◆ **Set task 1**
In the server benchmark text, which operating system and kernel version were used for testing?
◆ **Set task 2**
Rewrite the server benchmark text from "To make the" up to and including "a later review.", with "ESXi" changed to "Hyper-V".
◆ **Set task 3**
Extend the server benchmark text, picking up right after its final sentence.

◆ **Quoted text**
— Begin —
Our Benchmark Choices

To make the comparison more interesting, we decided to include both the Quad Xeon "Westmere-EX" as well as the "Nehalem-EX". Remember these heavy duty, high RAS servers continue to be used for much longer in the data center than their dual socket counterparts. Many people considering the newest Xeon E7-4800 v2 probably still own a Xeon X7500.

Of course, the comparison would not be complete without the latest dual Xeon 2600 v2 server and at least one Opteron based server. Due to the large number of platforms and the fact that we developed a brand new HPC test (see further), we quickly ran out of time. These time constrains and the fact that we have neglected our Linux testing in recent reviews in favor of Windows 2012 and ESXi led to the decision to limit ourself to testing on top of Ubuntu Linux 13.10 (kernel 3.11). You'll see our typical ESXi and Windows benchmarks in a later review.

Benchmark Configuration

There are some differences in the RAM and SSD configurations. The use of different SSDs was due to time constraints as we wanted to test the servers as much as possible in parallel. The RAM configuration differences are a result of the platforms: for example, the quad Intel CPUs only perform at their best when each CPU gets eight DIMMs. The Opteron and Dual Xeon E5-2680 v2 server perform best with one DIMM per channel (1 DPC).

None of these differences have a tangible influence on the results of our benchmarks, as none of them were bottlenecked by the storage system or the amount of RAM that was used. The minimum amount of 64GB of RAM was more than enough for all benchmarks in this review.
— End —
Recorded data
— Begin —
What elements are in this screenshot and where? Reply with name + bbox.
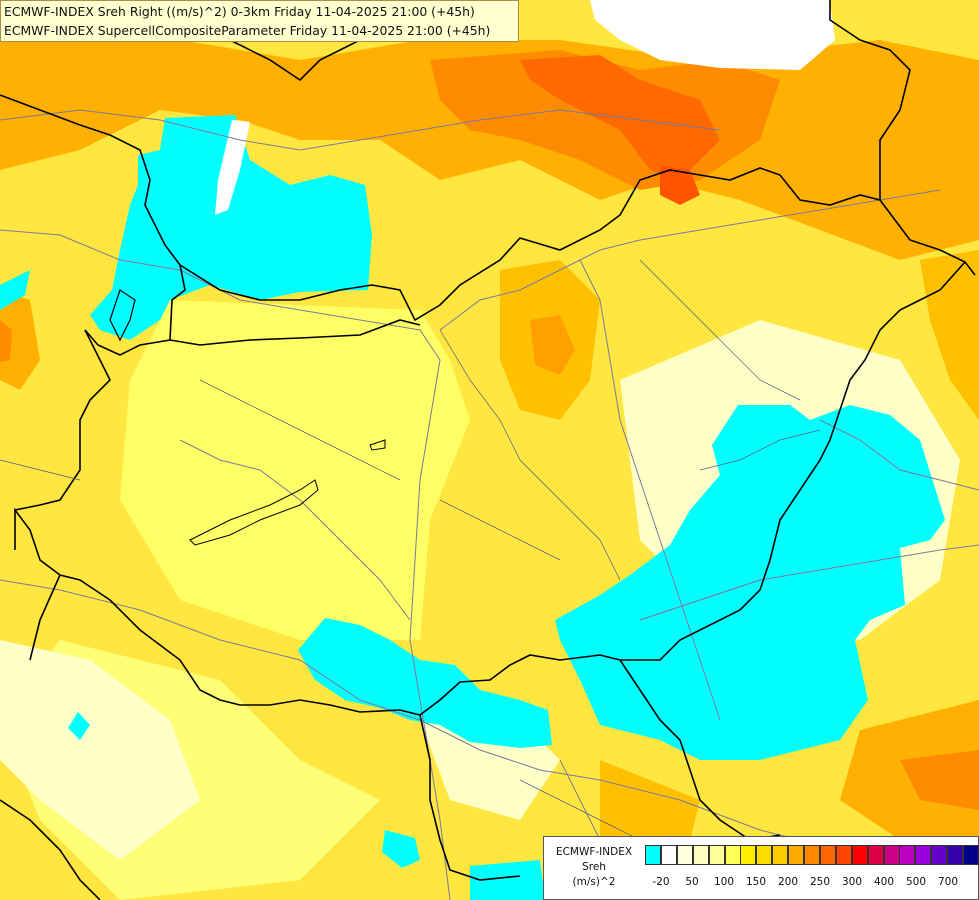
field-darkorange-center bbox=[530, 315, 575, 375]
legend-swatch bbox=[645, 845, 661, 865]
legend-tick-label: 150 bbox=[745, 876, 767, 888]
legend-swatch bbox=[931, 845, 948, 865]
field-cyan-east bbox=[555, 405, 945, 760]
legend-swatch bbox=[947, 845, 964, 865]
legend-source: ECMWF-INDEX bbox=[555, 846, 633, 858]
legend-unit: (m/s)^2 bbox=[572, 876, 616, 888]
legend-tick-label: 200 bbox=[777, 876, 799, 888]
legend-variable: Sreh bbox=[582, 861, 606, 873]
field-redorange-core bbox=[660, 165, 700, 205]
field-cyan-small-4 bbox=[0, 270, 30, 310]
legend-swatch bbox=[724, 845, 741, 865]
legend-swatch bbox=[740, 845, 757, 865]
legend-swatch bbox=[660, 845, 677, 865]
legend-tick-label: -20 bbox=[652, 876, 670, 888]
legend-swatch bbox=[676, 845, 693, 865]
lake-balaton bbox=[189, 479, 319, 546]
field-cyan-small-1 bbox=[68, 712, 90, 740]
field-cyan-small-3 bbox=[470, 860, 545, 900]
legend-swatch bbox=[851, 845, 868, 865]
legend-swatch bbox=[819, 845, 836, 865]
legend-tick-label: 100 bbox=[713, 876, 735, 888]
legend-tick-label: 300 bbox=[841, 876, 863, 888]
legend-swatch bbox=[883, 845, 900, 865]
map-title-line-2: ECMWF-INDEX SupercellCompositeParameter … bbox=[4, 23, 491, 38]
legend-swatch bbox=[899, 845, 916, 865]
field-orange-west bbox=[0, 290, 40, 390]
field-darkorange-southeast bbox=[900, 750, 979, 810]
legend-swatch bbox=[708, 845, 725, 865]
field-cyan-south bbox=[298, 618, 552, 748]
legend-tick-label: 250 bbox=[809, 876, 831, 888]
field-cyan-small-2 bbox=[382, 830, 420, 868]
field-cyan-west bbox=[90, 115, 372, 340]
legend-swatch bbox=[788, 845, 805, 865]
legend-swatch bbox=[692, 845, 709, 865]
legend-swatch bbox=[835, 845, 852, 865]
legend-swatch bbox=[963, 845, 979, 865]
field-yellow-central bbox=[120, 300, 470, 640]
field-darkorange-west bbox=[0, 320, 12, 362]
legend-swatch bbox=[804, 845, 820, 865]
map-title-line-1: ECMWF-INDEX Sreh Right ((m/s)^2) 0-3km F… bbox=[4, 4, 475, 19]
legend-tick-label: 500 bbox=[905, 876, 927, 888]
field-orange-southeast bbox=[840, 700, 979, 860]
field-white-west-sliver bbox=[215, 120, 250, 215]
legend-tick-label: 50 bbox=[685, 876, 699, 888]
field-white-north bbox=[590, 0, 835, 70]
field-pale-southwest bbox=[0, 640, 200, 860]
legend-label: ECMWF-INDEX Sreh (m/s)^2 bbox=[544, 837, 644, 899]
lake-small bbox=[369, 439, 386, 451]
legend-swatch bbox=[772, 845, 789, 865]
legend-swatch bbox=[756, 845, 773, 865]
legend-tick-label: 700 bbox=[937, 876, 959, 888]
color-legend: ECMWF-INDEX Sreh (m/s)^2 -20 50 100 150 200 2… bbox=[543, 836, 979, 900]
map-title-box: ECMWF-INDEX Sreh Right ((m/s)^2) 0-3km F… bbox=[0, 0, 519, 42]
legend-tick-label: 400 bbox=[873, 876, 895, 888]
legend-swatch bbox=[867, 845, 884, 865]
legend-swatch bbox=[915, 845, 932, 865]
— End —
— Begin —
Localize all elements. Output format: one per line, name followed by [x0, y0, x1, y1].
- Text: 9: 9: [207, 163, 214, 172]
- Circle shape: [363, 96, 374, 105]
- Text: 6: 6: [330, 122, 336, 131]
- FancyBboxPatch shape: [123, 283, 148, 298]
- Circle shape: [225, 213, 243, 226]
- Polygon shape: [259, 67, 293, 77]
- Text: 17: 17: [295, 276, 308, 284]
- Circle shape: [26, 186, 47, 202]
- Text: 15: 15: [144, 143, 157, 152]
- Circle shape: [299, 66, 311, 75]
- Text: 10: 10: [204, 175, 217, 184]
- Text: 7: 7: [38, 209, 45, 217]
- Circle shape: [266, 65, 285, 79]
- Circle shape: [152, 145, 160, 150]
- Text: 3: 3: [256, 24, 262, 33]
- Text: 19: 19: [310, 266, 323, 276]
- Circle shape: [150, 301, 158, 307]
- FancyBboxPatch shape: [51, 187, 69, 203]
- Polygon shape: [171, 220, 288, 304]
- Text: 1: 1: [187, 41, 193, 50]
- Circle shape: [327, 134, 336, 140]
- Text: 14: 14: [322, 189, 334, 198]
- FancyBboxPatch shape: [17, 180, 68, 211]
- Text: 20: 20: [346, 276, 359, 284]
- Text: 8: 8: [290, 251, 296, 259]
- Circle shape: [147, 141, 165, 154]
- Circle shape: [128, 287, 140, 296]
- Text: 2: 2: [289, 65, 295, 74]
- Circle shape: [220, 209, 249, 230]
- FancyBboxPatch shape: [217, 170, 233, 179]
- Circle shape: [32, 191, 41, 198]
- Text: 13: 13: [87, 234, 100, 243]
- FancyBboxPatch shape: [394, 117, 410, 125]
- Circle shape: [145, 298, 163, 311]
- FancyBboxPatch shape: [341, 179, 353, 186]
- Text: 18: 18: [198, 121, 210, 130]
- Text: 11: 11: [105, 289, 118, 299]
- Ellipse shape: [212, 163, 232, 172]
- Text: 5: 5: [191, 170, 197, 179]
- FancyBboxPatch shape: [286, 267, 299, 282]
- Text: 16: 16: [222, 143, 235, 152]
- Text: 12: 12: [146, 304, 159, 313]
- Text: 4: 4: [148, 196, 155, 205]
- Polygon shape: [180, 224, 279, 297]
— End —
— Begin —
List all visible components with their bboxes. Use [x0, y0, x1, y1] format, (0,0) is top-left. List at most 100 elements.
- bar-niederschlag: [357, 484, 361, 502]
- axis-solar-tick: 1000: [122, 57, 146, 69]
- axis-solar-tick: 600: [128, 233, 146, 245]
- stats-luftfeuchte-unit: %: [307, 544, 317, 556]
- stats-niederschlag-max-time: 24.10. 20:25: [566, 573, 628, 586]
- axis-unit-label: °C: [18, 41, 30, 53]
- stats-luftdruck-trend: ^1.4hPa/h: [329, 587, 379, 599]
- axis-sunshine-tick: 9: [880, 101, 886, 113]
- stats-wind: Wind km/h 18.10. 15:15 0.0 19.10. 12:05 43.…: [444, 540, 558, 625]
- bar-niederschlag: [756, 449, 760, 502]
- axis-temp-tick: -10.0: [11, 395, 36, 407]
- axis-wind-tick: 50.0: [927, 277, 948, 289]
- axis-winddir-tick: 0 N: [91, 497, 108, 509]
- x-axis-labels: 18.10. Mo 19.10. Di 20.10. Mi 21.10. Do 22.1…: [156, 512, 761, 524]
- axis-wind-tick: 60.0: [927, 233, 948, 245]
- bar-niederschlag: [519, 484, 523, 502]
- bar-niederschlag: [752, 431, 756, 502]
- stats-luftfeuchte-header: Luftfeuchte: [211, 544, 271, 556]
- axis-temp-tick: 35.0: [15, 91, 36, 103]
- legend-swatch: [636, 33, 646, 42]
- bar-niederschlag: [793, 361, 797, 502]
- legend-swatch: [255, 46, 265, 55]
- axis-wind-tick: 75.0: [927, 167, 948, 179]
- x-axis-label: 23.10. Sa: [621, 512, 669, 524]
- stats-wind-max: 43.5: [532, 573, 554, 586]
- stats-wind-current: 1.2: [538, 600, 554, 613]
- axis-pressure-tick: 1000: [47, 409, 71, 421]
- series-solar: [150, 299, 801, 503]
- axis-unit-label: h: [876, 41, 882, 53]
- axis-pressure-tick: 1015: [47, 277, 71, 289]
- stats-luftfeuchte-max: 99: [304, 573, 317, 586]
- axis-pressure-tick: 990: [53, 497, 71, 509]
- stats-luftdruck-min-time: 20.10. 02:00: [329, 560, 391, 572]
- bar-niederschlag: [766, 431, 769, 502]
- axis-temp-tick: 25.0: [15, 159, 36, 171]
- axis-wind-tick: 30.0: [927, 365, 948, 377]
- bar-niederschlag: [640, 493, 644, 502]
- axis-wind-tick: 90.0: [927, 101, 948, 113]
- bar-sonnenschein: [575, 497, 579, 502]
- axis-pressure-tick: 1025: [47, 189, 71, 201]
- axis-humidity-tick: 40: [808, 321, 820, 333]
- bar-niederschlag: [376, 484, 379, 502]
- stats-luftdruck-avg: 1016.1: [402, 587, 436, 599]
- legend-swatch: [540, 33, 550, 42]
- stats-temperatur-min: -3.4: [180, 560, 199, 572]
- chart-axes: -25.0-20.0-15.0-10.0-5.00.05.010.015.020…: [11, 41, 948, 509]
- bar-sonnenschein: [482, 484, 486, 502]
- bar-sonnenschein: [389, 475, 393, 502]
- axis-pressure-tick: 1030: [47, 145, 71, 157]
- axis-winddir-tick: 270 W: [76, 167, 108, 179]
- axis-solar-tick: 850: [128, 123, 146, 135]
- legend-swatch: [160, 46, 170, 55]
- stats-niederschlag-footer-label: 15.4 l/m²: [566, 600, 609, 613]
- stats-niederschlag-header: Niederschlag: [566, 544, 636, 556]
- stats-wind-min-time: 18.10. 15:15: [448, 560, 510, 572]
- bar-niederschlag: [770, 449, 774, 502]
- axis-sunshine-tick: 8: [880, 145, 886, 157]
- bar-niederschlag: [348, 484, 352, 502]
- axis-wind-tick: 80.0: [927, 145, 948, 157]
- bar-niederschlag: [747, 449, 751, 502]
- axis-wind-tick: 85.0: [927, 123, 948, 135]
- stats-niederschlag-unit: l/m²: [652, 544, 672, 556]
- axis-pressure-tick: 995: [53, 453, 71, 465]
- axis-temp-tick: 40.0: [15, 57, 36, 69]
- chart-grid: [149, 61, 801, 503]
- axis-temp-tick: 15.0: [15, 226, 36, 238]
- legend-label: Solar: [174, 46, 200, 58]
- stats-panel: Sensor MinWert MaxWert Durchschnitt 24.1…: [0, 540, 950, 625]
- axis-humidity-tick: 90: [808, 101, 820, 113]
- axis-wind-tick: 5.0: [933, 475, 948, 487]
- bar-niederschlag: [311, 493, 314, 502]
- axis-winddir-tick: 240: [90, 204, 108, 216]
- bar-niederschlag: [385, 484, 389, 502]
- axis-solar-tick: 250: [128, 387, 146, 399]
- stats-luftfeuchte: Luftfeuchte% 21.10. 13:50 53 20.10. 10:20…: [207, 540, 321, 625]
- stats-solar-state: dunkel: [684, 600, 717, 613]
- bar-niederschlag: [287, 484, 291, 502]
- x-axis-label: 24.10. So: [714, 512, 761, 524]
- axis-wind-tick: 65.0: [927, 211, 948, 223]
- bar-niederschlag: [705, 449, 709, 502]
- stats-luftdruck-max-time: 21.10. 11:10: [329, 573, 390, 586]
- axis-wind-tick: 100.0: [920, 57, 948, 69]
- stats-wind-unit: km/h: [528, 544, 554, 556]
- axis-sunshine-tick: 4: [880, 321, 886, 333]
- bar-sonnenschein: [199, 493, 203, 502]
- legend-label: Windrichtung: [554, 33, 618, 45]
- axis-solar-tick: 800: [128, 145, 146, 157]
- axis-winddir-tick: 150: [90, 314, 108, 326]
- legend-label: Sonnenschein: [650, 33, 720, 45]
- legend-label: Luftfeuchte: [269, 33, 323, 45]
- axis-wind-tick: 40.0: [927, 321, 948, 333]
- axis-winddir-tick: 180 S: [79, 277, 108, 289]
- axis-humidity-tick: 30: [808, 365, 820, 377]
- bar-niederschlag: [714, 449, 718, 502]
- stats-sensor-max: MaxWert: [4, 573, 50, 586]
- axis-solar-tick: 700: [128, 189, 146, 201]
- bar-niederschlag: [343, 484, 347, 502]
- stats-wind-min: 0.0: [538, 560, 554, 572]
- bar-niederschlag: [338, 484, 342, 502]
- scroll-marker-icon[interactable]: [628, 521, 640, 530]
— End —
◆ **Reply 1**
Ubuntu Linux 13.10 with kernel 3.11.

◆ **Reply 2**
To make the comparison more interesting, we decided to include both the Quad Xeon "Westmere-EX" as well as the "Nehalem-EX". Remember these heavy duty, high RAS servers continue to be used for much longer in the data center than their dual socket counterparts. Many people considering the newest Xeon E7-4800 v2 probably still own a Xeon X7500.

Of course, the comparison would not be complete without the latest dual Xeon 2600 v2 server and at least one Opteron based server. Due to the large number of platforms and the fact that we developed a brand new HPC test (see further), we quickly ran out of time. These time constrains and the fact that we have neglected our Linux testing in recent reviews in favor of Windows 2012 and Hyper-V led to the decision to limit ourself to testing on top of Ubuntu Linux 13.10 (kernel 3.11). You'll see our typical Hyper-V and Windows benchmarks in a later review.

◆ **Reply 3**
We also did not attempt to do power measurements. We will try to do an apples-to-apples power comparison at a later time.

Intel S4TR1SY3Q "Brickland" IVT-EX 4U-server

The latest and greatest from Intel consists of the following components:

CPU 4x Xeon E7-4890 v2 (D1 stepping) 2.8GHz
15 cores, 37.5MB L3, 155W TDP
RAM 256GB, 32x8GB Samsung 8GB DDR3
M393B1K70DH0-YK0 at 1333MHz
Motherboard Intel CRB Baseboard "Thunder Ridge"
Chipset Intel C602J
PSU 2x1200W (2+0)

Total amount of DIMM slots is 96. When using 64GB LRDIMMs, this server can offer up to 6TB of RAM! In some cases, we have tested the E7-4890 v2 at a lower maximum clock in order to do clock-for-clock comparisons with the previous generation, and in a few cases we have also disabled three of the cores in order to simulate performance of some of the 12-core Ivy Bridge EX parts. For example, a E7-4890 v2 at 2.8 GHz with 3 cores disabled (12 cores total) gives you a good idea how the much less expensive E7- 8857 v2 at 3 GHz would perform: it would perform about 7% higher than the 12-core E7-4890 v2.

Intel Quanta QSCC-4R Benchmark Configuration

The previous quad Xeon E7 server, as reviewed here.

CPU 4x Xeon X7560 at 2.26GHz or
4x Xeon E7-4870 at 2.4GHz
RAM 16x8GB Samsung 8GB DDR3
M393B1K70DH0-YK0 at 1066MHz
Motherboard QCI QSSC-S4R 31S4RMB00B0
Chipset Intel 7500
BIOS version QSSC-S4R.QCI.01.00.S012,031420111618
PSU 4x850W Delta DPS-850FB A S3F E62433-004 850W

The server can accept up to 64 32GB Load Reduced DIMMs (LR-DIMMs) or 2TB.

Intel's Xeon E5 server R2208GZ4GSSPP (2U Chassis)

This is the server we used in our Xeon "Ivy bridge EP" review.

CPU 2x Xeon processor E5-2680 (2.8GHz, 10c, 25MB L3, 115W)
RAM
128GB (8 x 16GB) Micron MT36JSF2G72PZ – BDDR3-1866
Internal Disks 2 x Intel MLC SSD710 200GB
Motherboard Intel Server Board S2600GZ "Grizzly Pass"
Chipset Intel C600
BIOS version SE5C600.86B (August the 6th, 2013)
PSU Intel 750W DPS-750XB A (80+ Platinum)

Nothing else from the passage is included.